WHAT YOU NEED TO DO:
Write out the full set of records below exactly.

Dataset items:
================================
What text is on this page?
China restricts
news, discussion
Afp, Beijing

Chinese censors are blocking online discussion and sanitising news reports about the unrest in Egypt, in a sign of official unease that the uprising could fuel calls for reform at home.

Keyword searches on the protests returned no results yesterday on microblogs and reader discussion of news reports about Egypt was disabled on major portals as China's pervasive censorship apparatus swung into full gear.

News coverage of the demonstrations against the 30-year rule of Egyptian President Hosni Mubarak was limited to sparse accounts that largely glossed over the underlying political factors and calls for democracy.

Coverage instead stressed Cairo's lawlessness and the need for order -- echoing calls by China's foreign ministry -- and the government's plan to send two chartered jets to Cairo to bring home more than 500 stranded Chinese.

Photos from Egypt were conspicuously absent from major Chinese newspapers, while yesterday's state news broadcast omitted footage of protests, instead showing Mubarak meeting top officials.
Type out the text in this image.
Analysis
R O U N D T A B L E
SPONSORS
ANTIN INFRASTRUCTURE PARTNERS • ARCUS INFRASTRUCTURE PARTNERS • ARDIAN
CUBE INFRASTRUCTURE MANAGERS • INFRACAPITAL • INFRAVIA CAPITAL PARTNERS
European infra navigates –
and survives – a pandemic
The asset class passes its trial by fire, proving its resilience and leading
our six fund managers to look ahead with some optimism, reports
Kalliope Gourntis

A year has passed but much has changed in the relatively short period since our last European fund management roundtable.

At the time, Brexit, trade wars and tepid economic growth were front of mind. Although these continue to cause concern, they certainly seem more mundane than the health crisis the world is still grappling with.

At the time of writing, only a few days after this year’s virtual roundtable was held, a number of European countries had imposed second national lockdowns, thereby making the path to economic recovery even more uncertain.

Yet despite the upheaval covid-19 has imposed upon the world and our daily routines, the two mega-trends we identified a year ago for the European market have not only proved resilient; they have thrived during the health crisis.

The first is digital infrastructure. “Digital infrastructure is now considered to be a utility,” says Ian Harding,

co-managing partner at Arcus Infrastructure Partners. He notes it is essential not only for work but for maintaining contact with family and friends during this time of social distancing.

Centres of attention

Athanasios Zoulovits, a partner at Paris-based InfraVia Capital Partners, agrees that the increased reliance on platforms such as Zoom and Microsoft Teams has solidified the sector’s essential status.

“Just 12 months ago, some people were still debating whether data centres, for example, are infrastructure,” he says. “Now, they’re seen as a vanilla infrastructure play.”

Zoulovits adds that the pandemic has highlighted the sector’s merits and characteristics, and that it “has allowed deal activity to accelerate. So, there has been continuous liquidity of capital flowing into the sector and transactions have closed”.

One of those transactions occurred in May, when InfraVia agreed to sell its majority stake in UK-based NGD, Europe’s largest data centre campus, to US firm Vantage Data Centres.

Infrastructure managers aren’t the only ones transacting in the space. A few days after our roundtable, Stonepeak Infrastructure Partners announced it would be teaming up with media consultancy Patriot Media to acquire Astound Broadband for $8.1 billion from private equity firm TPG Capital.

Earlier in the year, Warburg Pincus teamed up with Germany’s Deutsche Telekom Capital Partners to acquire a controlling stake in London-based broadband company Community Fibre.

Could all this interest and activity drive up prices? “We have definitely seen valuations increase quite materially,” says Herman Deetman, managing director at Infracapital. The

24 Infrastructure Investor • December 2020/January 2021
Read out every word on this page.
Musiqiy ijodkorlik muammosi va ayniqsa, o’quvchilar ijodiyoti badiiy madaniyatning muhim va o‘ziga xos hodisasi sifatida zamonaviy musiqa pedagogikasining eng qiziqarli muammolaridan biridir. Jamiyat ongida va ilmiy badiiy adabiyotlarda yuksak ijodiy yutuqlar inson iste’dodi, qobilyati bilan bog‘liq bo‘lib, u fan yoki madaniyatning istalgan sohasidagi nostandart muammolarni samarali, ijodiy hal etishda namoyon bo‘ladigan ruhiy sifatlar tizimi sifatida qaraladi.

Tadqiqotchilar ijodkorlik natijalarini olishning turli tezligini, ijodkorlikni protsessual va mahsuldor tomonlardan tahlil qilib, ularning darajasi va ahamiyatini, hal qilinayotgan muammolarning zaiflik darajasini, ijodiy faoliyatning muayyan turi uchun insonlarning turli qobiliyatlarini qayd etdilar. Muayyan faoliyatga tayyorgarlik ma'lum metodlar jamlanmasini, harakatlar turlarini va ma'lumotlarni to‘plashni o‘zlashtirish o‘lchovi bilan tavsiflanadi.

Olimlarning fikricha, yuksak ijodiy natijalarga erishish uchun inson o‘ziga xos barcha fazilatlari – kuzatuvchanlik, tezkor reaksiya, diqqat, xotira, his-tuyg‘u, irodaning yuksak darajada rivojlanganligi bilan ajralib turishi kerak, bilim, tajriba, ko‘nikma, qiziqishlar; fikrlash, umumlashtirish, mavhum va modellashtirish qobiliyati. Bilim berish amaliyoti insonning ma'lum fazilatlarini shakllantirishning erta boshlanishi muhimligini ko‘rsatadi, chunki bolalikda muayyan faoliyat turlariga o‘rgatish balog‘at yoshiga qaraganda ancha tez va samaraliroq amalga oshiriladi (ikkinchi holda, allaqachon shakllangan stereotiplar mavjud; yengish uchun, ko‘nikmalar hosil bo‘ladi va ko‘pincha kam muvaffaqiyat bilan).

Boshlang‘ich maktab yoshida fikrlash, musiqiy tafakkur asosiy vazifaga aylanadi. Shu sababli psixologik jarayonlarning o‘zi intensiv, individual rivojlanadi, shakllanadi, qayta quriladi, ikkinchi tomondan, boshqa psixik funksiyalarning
================================
TASK SOLUTION:
What text is on this page?
China restricts
news, discussion
Afp, Beijing

Chinese censors are blocking online discussion and sanitising news reports about the unrest in Egypt, in a sign of official unease that the uprising could fuel calls for reform at home.

Keyword searches on the protests returned no results yesterday on microblogs and reader discussion of news reports about Egypt was disabled on major portals as China's pervasive censorship apparatus swung into full gear.

News coverage of the demonstrations against the 30-year rule of Egyptian President Hosni Mubarak was limited to sparse accounts that largely glossed over the underlying political factors and calls for democracy.

Coverage instead stressed Cairo's lawlessness and the need for order -- echoing calls by China's foreign ministry -- and the government's plan to send two chartered jets to Cairo to bring home more than 500 stranded Chinese.

Photos from Egypt were conspicuously absent from major Chinese newspapers, while yesterday's state news broadcast omitted footage of protests, instead showing Mubarak meeting top officials.
Type out the text in this image.
Analysis
R O U N D T A B L E
SPONSORS
ANTIN INFRASTRUCTURE PARTNERS • ARCUS INFRASTRUCTURE PARTNERS • ARDIAN
CUBE INFRASTRUCTURE MANAGERS • INFRACAPITAL • INFRAVIA CAPITAL PARTNERS
European infra navigates –
and survives – a pandemic
The asset class passes its trial by fire, proving its resilience and leading
our six fund managers to look ahead with some optimism, reports
Kalliope Gourntis

A year has passed but much has changed in the relatively short period since our last European fund management roundtable.

At the time, Brexit, trade wars and tepid economic growth were front of mind. Although these continue to cause concern, they certainly seem more mundane than the health crisis the world is still grappling with.

At the time of writing, only a few days after this year’s virtual roundtable was held, a number of European countries had imposed second national lockdowns, thereby making the path to economic recovery even more uncertain.

Yet despite the upheaval covid-19 has imposed upon the world and our daily routines, the two mega-trends we identified a year ago for the European market have not only proved resilient; they have thrived during the health crisis.

The first is digital infrastructure. “Digital infrastructure is now considered to be a utility,” says Ian Harding,

co-managing partner at Arcus Infrastructure Partners. He notes it is essential not only for work but for maintaining contact with family and friends during this time of social distancing.

Centres of attention

Athanasios Zoulovits, a partner at Paris-based InfraVia Capital Partners, agrees that the increased reliance on platforms such as Zoom and Microsoft Teams has solidified the sector’s essential status.

“Just 12 months ago, some people were still debating whether data centres, for example, are infrastructure,” he says. “Now, they’re seen as a vanilla infrastructure play.”

Zoulovits adds that the pandemic has highlighted the sector’s merits and characteristics, and that it “has allowed deal activity to accelerate. So, there has been continuous liquidity of capital flowing into the sector and transactions have closed”.

One of those transactions occurred in May, when InfraVia agreed to sell its majority stake in UK-based NGD, Europe’s largest data centre campus, to US firm Vantage Data Centres.

Infrastructure managers aren’t the only ones transacting in the space. A few days after our roundtable, Stonepeak Infrastructure Partners announced it would be teaming up with media consultancy Patriot Media to acquire Astound Broadband for $8.1 billion from private equity firm TPG Capital.

Earlier in the year, Warburg Pincus teamed up with Germany’s Deutsche Telekom Capital Partners to acquire a controlling stake in London-based broadband company Community Fibre.

Could all this interest and activity drive up prices? “We have definitely seen valuations increase quite materially,” says Herman Deetman, managing director at Infracapital. The

24 Infrastructure Investor • December 2020/January 2021
Read out every word on this page.
Musiqiy ijodkorlik muammosi va ayniqsa, o’quvchilar ijodiyoti badiiy madaniyatning muhim va o‘ziga xos hodisasi sifatida zamonaviy musiqa pedagogikasining eng qiziqarli muammolaridan biridir. Jamiyat ongida va ilmiy badiiy adabiyotlarda yuksak ijodiy yutuqlar inson iste’dodi, qobilyati bilan bog‘liq bo‘lib, u fan yoki madaniyatning istalgan sohasidagi nostandart muammolarni samarali, ijodiy hal etishda namoyon bo‘ladigan ruhiy sifatlar tizimi sifatida qaraladi.

Tadqiqotchilar ijodkorlik natijalarini olishning turli tezligini, ijodkorlikni protsessual va mahsuldor tomonlardan tahlil qilib, ularning darajasi va ahamiyatini, hal qilinayotgan muammolarning zaiflik darajasini, ijodiy faoliyatning muayyan turi uchun insonlarning turli qobiliyatlarini qayd etdilar. Muayyan faoliyatga tayyorgarlik ma'lum metodlar jamlanmasini, harakatlar turlarini va ma'lumotlarni to‘plashni o‘zlashtirish o‘lchovi bilan tavsiflanadi.

Olimlarning fikricha, yuksak ijodiy natijalarga erishish uchun inson o‘ziga xos barcha fazilatlari – kuzatuvchanlik, tezkor reaksiya, diqqat, xotira, his-tuyg‘u, irodaning yuksak darajada rivojlanganligi bilan ajralib turishi kerak, bilim, tajriba, ko‘nikma, qiziqishlar; fikrlash, umumlashtirish, mavhum va modellashtirish qobiliyati. Bilim berish amaliyoti insonning ma'lum fazilatlarini shakllantirishning erta boshlanishi muhimligini ko‘rsatadi, chunki bolalikda muayyan faoliyat turlariga o‘rgatish balog‘at yoshiga qaraganda ancha tez va samaraliroq amalga oshiriladi (ikkinchi holda, allaqachon shakllangan stereotiplar mavjud; yengish uchun, ko‘nikmalar hosil bo‘ladi va ko‘pincha kam muvaffaqiyat bilan).

Boshlang‘ich maktab yoshida fikrlash, musiqiy tafakkur asosiy vazifaga aylanadi. Shu sababli psixologik jarayonlarning o‘zi intensiv, individual rivojlanadi, shakllanadi, qayta quriladi, ikkinchi tomondan, boshqa psixik funksiyalarning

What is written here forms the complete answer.